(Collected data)
►

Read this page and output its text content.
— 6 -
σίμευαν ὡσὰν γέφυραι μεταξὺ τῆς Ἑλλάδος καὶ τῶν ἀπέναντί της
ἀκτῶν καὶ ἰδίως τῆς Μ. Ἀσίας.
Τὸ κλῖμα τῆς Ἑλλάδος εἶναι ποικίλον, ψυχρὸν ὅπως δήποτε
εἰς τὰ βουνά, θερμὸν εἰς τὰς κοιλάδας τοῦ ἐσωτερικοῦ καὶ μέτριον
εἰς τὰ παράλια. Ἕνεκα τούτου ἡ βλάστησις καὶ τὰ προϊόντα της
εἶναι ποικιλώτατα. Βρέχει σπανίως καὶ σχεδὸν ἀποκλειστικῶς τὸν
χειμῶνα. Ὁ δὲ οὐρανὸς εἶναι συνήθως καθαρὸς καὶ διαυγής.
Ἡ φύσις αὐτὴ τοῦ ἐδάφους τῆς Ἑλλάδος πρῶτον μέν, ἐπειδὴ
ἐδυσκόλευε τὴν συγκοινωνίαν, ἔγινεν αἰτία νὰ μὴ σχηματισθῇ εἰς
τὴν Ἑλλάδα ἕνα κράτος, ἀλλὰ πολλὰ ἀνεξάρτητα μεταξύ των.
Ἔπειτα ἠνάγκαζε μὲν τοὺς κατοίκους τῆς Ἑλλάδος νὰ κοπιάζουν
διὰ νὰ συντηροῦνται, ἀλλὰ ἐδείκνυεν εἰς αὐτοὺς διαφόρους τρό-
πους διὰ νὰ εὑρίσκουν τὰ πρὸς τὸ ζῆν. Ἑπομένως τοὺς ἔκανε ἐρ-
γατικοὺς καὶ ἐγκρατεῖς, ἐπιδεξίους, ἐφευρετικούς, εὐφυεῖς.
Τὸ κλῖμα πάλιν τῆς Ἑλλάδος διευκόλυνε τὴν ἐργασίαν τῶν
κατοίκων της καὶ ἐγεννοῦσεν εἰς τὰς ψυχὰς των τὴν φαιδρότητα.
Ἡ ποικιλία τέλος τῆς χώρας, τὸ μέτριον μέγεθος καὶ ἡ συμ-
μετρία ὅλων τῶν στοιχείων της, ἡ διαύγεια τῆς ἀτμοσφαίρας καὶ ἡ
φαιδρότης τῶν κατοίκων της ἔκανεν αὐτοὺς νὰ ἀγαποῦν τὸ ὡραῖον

◄

(EXERCISE DESCRIPTION)
Copy every line of the material, please, keeping it exactly the same.

(COMPLETE OUTPUT)
Read this page and output its text content.
— 6 -
σίμευαν ὡσὰν γέφυραι μεταξὺ τῆς Ἑλλάδος καὶ τῶν ἀπέναντί της
ἀκτῶν καὶ ἰδίως τῆς Μ. Ἀσίας.
Τὸ κλῖμα τῆς Ἑλλάδος εἶναι ποικίλον, ψυχρὸν ὅπως δήποτε
εἰς τὰ βουνά, θερμὸν εἰς τὰς κοιλάδας τοῦ ἐσωτερικοῦ καὶ μέτριον
εἰς τὰ παράλια. Ἕνεκα τούτου ἡ βλάστησις καὶ τὰ προϊόντα της
εἶναι ποικιλώτατα. Βρέχει σπανίως καὶ σχεδὸν ἀποκλειστικῶς τὸν
χειμῶνα. Ὁ δὲ οὐρανὸς εἶναι συνήθως καθαρὸς καὶ διαυγής.
Ἡ φύσις αὐτὴ τοῦ ἐδάφους τῆς Ἑλλάδος πρῶτον μέν, ἐπειδὴ
ἐδυσκόλευε τὴν συγκοινωνίαν, ἔγινεν αἰτία νὰ μὴ σχηματισθῇ εἰς
τὴν Ἑλλάδα ἕνα κράτος, ἀλλὰ πολλὰ ἀνεξάρτητα μεταξύ των.
Ἔπειτα ἠνάγκαζε μὲν τοὺς κατοίκους τῆς Ἑλλάδος νὰ κοπιάζουν
διὰ νὰ συντηροῦνται, ἀλλὰ ἐδείκνυεν εἰς αὐτοὺς διαφόρους τρό-
πους διὰ νὰ εὑρίσκουν τὰ πρὸς τὸ ζῆν. Ἑπομένως τοὺς ἔκανε ἐρ-
γατικοὺς καὶ ἐγκρατεῖς, ἐπιδεξίους, ἐφευρετικούς, εὐφυεῖς.
Τὸ κλῖμα πάλιν τῆς Ἑλλάδος διευκόλυνε τὴν ἐργασίαν τῶν
κατοίκων της καὶ ἐγεννοῦσεν εἰς τὰς ψυχὰς των τὴν φαιδρότητα.
Ἡ ποικιλία τέλος τῆς χώρας, τὸ μέτριον μέγεθος καὶ ἡ συμ-
μετρία ὅλων τῶν στοιχείων της, ἡ διαύγεια τῆς ἀτμοσφαίρας καὶ ἡ
φαιδρότης τῶν κατοίκων της ἔκανεν αὐτοὺς νὰ ἀγαποῦν τὸ ὡραῖον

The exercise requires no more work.